## EXTRACTED MATERIAL
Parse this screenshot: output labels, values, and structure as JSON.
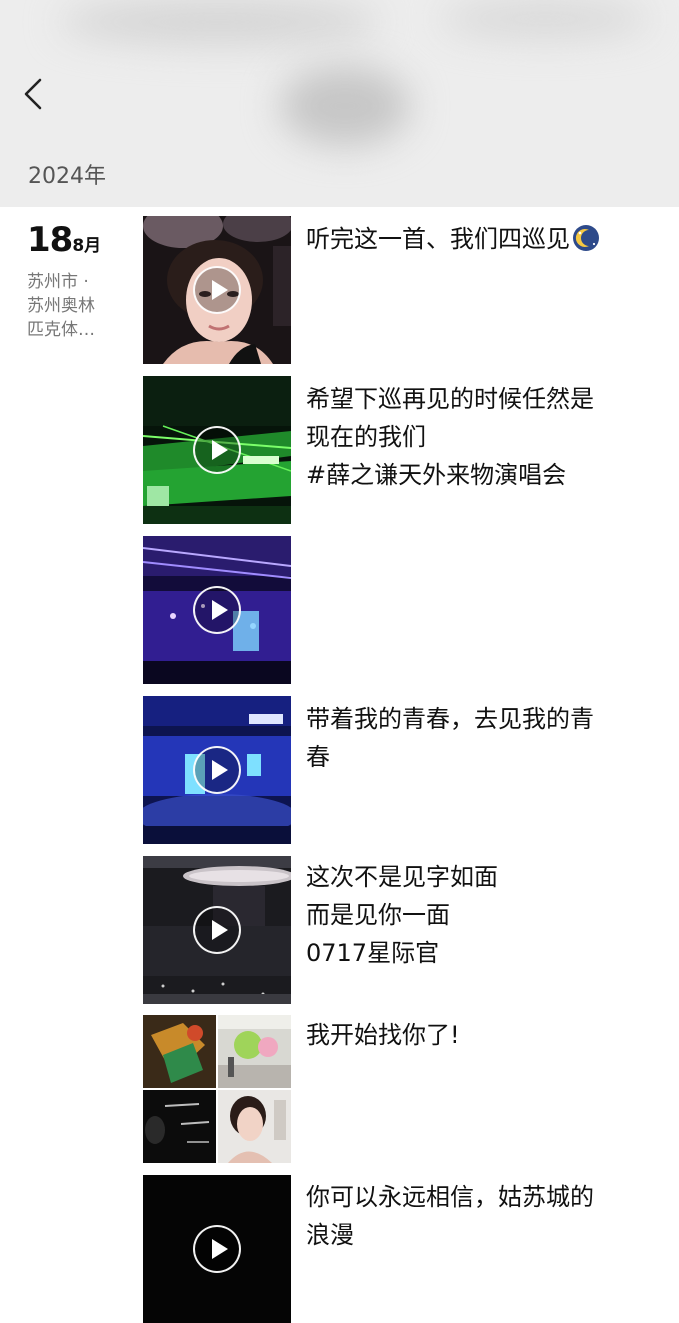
{
  "header": {
    "year": "2024年"
  },
  "date": {
    "day": "18",
    "month": "8月",
    "location_lines": [
      "苏州市 ·",
      "苏州奥林",
      "匹克体…"
    ]
  },
  "posts": [
    {
      "type": "video",
      "caption_lines": [
        "听完这一首、我们四巡见"
      ],
      "emoji_name": "moon-emoji-icon"
    },
    {
      "type": "video",
      "caption_lines": [
        "希望下巡再见的时候任然是",
        "现在的我们",
        "#薛之谦天外来物演唱会"
      ]
    },
    {
      "type": "video",
      "caption_lines": []
    },
    {
      "type": "video",
      "caption_lines": [
        "带着我的青春，去见我的青",
        "春"
      ]
    },
    {
      "type": "video",
      "caption_lines": [
        "这次不是见字如面",
        "而是见你一面",
        "0717星际官"
      ]
    },
    {
      "type": "photos",
      "caption_lines": [
        "我开始找你了!"
      ],
      "photo_count": 4
    },
    {
      "type": "video",
      "caption_lines": [
        "你可以永远相信，姑苏城的",
        "浪漫"
      ]
    }
  ],
  "colors": {
    "header_bg": "#ededed",
    "muted_text": "#777777"
  }
}
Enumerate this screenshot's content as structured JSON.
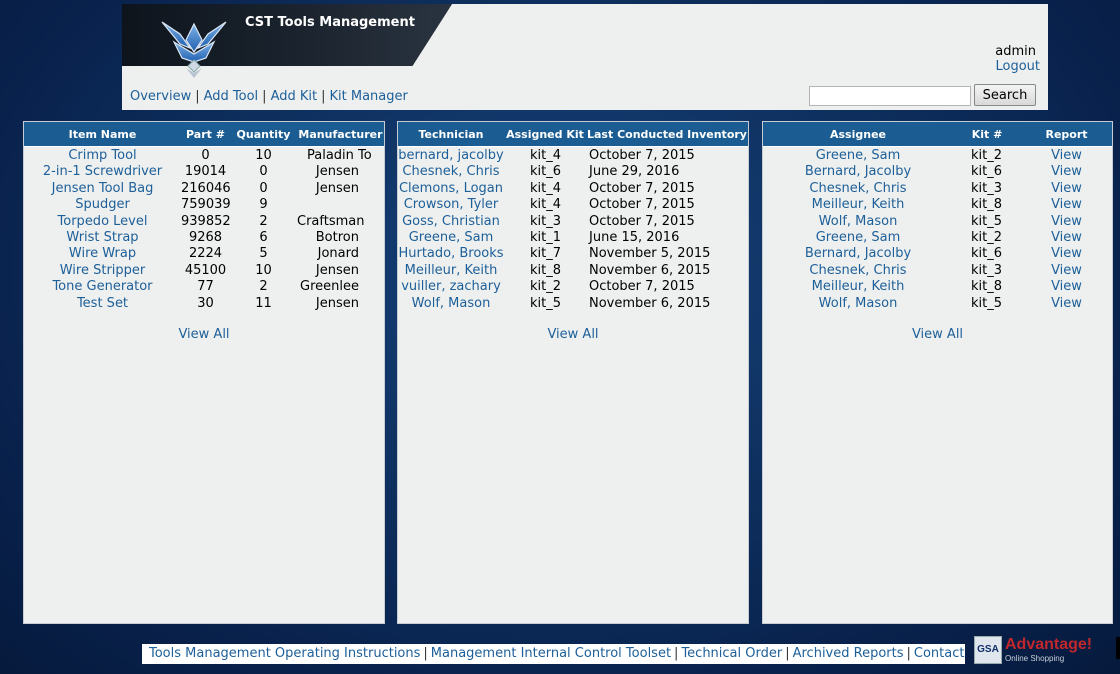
{
  "header": {
    "app_title": "CST Tools Management",
    "user": "admin",
    "logout_label": "Logout",
    "logo_icon": "air-force-wings-icon"
  },
  "nav": {
    "items": [
      "Overview",
      "Add Tool",
      "Add Kit",
      "Kit Manager"
    ],
    "separator": "|"
  },
  "search": {
    "value": "",
    "button_label": "Search"
  },
  "tools_panel": {
    "columns": [
      "Item Name",
      "Part #",
      "Quantity",
      "Manufacturer"
    ],
    "rows": [
      {
        "name": "Crimp Tool",
        "part": "0",
        "qty": "10",
        "mfr": "Paladin To"
      },
      {
        "name": "2-in-1 Screwdriver",
        "part": "19014",
        "qty": "0",
        "mfr": "Jensen"
      },
      {
        "name": "Jensen Tool Bag",
        "part": "216046",
        "qty": "0",
        "mfr": "Jensen"
      },
      {
        "name": "Spudger",
        "part": "759039",
        "qty": "9",
        "mfr": ""
      },
      {
        "name": "Torpedo Level",
        "part": "939852",
        "qty": "2",
        "mfr": "Craftsman"
      },
      {
        "name": "Wrist Strap",
        "part": "9268",
        "qty": "6",
        "mfr": "Botron"
      },
      {
        "name": "Wire Wrap",
        "part": "2224",
        "qty": "5",
        "mfr": "Jonard"
      },
      {
        "name": "Wire Stripper",
        "part": "45100",
        "qty": "10",
        "mfr": "Jensen"
      },
      {
        "name": "Tone Generator",
        "part": "77",
        "qty": "2",
        "mfr": "Greenlee"
      },
      {
        "name": "Test Set",
        "part": "30",
        "qty": "11",
        "mfr": "Jensen"
      }
    ],
    "view_all_label": "View All"
  },
  "tech_panel": {
    "columns": [
      "Technician",
      "Assigned Kit",
      "Last Conducted Inventory"
    ],
    "rows": [
      {
        "tech": "bernard, jacolby",
        "kit": "kit_4",
        "date": "October 7, 2015"
      },
      {
        "tech": "Chesnek, Chris",
        "kit": "kit_6",
        "date": "June 29, 2016"
      },
      {
        "tech": "Clemons, Logan",
        "kit": "kit_4",
        "date": "October 7, 2015"
      },
      {
        "tech": "Crowson, Tyler",
        "kit": "kit_4",
        "date": "October 7, 2015"
      },
      {
        "tech": "Goss, Christian",
        "kit": "kit_3",
        "date": "October 7, 2015"
      },
      {
        "tech": "Greene, Sam",
        "kit": "kit_1",
        "date": "June 15, 2016"
      },
      {
        "tech": "Hurtado, Brooks",
        "kit": "kit_7",
        "date": "November 5, 2015"
      },
      {
        "tech": "Meilleur, Keith",
        "kit": "kit_8",
        "date": "November 6, 2015"
      },
      {
        "tech": "vuiller, zachary",
        "kit": "kit_2",
        "date": "October 7, 2015"
      },
      {
        "tech": "Wolf, Mason",
        "kit": "kit_5",
        "date": "November 6, 2015"
      }
    ],
    "view_all_label": "View All"
  },
  "assign_panel": {
    "columns": [
      "Assignee",
      "Kit #",
      "Report"
    ],
    "rows": [
      {
        "assignee": "Greene, Sam",
        "kit": "kit_2",
        "report": "View"
      },
      {
        "assignee": "Bernard, Jacolby",
        "kit": "kit_6",
        "report": "View"
      },
      {
        "assignee": "Chesnek, Chris",
        "kit": "kit_3",
        "report": "View"
      },
      {
        "assignee": "Meilleur, Keith",
        "kit": "kit_8",
        "report": "View"
      },
      {
        "assignee": "Wolf, Mason",
        "kit": "kit_5",
        "report": "View"
      },
      {
        "assignee": "Greene, Sam",
        "kit": "kit_2",
        "report": "View"
      },
      {
        "assignee": "Bernard, Jacolby",
        "kit": "kit_6",
        "report": "View"
      },
      {
        "assignee": "Chesnek, Chris",
        "kit": "kit_3",
        "report": "View"
      },
      {
        "assignee": "Meilleur, Keith",
        "kit": "kit_8",
        "report": "View"
      },
      {
        "assignee": "Wolf, Mason",
        "kit": "kit_5",
        "report": "View"
      }
    ],
    "view_all_label": "View All"
  },
  "footer": {
    "links": [
      "Tools Management Operating Instructions",
      "Management Internal Control Toolset",
      "Technical Order",
      "Archived Reports",
      "Contact"
    ],
    "separator": "|"
  },
  "gsa_badge": {
    "box_text": "GSA",
    "brand": "Advantage!",
    "tagline": "Online Shopping"
  },
  "colors": {
    "panel_header": "#1b5d92",
    "link": "#1d5f99",
    "background": "#0e2f5e"
  }
}
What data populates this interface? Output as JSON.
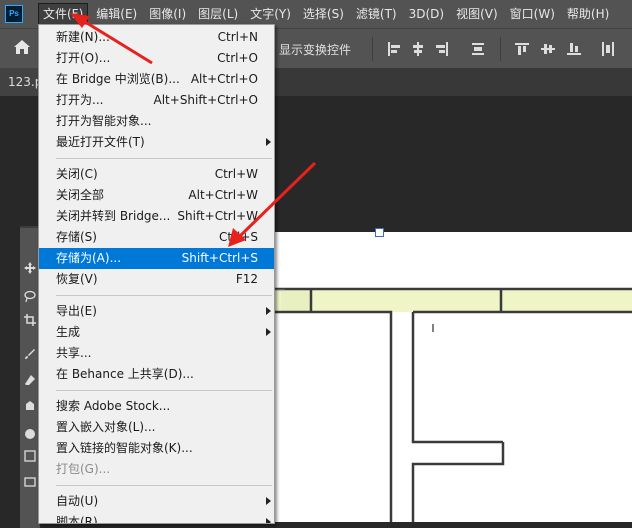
{
  "app": {
    "logo_text": "Ps"
  },
  "menubar": {
    "items": [
      "文件(F)",
      "编辑(E)",
      "图像(I)",
      "图层(L)",
      "文字(Y)",
      "选择(S)",
      "滤镜(T)",
      "3D(D)",
      "视图(V)",
      "窗口(W)",
      "帮助(H)"
    ]
  },
  "optionsbar": {
    "transform_label": "显示变换控件"
  },
  "tabbar": {
    "doc_tab": "123.p"
  },
  "file_menu": {
    "items": [
      {
        "label": "新建(N)...",
        "shortcut": "Ctrl+N"
      },
      {
        "label": "打开(O)...",
        "shortcut": "Ctrl+O"
      },
      {
        "label": "在 Bridge 中浏览(B)...",
        "shortcut": "Alt+Ctrl+O"
      },
      {
        "label": "打开为...",
        "shortcut": "Alt+Shift+Ctrl+O"
      },
      {
        "label": "打开为智能对象...",
        "shortcut": ""
      },
      {
        "label": "最近打开文件(T)",
        "shortcut": "",
        "submenu": true
      },
      {
        "label": "关闭(C)",
        "shortcut": "Ctrl+W"
      },
      {
        "label": "关闭全部",
        "shortcut": "Alt+Ctrl+W"
      },
      {
        "label": "关闭并转到 Bridge...",
        "shortcut": "Shift+Ctrl+W"
      },
      {
        "label": "存储(S)",
        "shortcut": "Ctrl+S"
      },
      {
        "label": "存储为(A)...",
        "shortcut": "Shift+Ctrl+S",
        "selected": true
      },
      {
        "label": "恢复(V)",
        "shortcut": "F12"
      },
      {
        "label": "导出(E)",
        "shortcut": "",
        "submenu": true
      },
      {
        "label": "生成",
        "shortcut": "",
        "submenu": true
      },
      {
        "label": "共享...",
        "shortcut": ""
      },
      {
        "label": "在 Behance 上共享(D)...",
        "shortcut": ""
      },
      {
        "label": "搜索 Adobe Stock...",
        "shortcut": ""
      },
      {
        "label": "置入嵌入对象(L)...",
        "shortcut": ""
      },
      {
        "label": "置入链接的智能对象(K)...",
        "shortcut": ""
      },
      {
        "label": "打包(G)...",
        "shortcut": "",
        "disabled": true
      },
      {
        "label": "自动(U)",
        "shortcut": "",
        "submenu": true
      },
      {
        "label": "脚本(R)",
        "shortcut": "",
        "submenu": true
      }
    ]
  },
  "colors": {
    "selection": "#0078d7",
    "annotation_arrow": "#e8211d",
    "menubar_bg": "#535353"
  }
}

## SHORT PROBLEM
Copy every line of the entries above in which "Ctrl" occurs.

## WORKED ANSWER
        "shortcut": "Ctrl+N"
        "shortcut": "Ctrl+O"
        "shortcut": "Alt+Ctrl+O"
        "shortcut": "Alt+Shift+Ctrl+O"
        "shortcut": "Ctrl+W"
        "shortcut": "Alt+Ctrl+W"
        "shortcut": "Shift+Ctrl+W"
        "shortcut": "Ctrl+S"
        "shortcut": "Shift+Ctrl+S",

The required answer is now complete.